(Dataset items)
━━━━━━━━━━━━━━━━━━━━
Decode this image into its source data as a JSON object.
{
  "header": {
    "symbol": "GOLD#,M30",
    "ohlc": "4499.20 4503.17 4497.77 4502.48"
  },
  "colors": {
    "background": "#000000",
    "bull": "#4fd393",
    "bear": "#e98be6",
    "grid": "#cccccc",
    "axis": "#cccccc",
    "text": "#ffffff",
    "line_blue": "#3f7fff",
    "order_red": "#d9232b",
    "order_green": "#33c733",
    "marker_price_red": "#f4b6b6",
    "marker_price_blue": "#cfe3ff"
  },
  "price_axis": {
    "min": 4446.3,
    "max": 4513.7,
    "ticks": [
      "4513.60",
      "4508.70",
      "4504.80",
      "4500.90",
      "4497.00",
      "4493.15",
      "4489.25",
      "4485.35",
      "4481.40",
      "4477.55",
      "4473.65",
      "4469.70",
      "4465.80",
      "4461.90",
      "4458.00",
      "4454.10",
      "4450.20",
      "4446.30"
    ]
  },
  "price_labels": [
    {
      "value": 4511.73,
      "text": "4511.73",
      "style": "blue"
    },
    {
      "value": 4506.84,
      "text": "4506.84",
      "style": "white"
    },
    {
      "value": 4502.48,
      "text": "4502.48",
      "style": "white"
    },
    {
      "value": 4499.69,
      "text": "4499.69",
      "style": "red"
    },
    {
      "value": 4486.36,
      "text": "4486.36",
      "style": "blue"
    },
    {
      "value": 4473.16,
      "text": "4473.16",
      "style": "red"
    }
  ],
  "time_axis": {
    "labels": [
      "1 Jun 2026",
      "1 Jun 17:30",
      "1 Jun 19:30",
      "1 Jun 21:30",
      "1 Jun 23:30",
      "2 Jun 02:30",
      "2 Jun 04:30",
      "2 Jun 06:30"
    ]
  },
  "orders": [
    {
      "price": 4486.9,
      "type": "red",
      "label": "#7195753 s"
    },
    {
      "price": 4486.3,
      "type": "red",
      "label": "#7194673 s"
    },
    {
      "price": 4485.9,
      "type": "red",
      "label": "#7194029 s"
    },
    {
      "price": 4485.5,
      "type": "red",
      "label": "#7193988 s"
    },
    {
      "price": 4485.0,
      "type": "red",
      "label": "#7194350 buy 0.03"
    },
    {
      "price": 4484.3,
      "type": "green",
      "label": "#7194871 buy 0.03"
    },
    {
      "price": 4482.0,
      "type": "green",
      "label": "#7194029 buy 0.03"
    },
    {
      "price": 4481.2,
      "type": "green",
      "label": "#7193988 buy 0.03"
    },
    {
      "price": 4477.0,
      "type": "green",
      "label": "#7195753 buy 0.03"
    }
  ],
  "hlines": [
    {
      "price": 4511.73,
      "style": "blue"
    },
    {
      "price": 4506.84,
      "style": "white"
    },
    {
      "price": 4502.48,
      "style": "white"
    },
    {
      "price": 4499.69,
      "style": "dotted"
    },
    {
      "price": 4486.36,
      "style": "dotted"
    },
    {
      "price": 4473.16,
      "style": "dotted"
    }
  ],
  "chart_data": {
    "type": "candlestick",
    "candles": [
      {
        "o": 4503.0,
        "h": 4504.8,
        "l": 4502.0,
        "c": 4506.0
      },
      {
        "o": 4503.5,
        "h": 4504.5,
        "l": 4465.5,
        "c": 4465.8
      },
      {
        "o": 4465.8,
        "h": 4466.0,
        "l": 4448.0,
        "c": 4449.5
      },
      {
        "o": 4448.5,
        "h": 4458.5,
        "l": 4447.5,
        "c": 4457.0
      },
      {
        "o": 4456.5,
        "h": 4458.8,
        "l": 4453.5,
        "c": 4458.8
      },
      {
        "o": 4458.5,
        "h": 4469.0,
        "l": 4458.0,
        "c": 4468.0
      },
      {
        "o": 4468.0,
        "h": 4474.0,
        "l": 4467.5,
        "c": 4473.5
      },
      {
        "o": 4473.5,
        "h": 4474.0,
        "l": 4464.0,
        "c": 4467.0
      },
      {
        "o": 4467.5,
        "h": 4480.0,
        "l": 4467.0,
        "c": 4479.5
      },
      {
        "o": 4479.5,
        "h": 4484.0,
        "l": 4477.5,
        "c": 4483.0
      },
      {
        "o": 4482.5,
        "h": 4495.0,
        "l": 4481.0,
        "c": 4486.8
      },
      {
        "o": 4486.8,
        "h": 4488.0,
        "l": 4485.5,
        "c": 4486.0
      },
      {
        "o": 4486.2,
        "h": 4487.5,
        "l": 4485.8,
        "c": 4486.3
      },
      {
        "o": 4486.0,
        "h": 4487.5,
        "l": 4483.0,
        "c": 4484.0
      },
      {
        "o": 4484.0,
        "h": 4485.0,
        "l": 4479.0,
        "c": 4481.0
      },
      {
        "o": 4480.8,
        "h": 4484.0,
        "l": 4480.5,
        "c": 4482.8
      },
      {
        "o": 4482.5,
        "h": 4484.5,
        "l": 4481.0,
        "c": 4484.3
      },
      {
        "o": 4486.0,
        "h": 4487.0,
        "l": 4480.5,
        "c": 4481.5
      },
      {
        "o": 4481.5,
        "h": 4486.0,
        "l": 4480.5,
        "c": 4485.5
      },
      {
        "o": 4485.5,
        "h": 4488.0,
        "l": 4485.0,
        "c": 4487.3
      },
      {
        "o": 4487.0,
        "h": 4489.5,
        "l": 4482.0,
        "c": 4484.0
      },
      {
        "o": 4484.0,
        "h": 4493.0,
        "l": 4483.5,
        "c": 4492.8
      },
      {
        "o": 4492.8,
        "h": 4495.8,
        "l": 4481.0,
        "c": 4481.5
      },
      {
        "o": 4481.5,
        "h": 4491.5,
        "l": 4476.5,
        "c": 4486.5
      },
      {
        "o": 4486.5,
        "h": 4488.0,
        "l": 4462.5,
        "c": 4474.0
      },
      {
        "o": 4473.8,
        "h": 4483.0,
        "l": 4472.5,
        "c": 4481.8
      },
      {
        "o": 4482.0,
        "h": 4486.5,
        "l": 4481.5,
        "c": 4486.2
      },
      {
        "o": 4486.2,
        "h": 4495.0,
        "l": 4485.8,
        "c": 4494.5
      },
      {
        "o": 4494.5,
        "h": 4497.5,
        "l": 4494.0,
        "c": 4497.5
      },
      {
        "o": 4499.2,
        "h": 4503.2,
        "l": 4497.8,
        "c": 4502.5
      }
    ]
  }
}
━━━━━━━━━━━━━━━━━━━━
- [STATED EXERCISE]
Tell how many lines in the material contain the word "text". Only the number is wanted.

- [OUTPUT]
7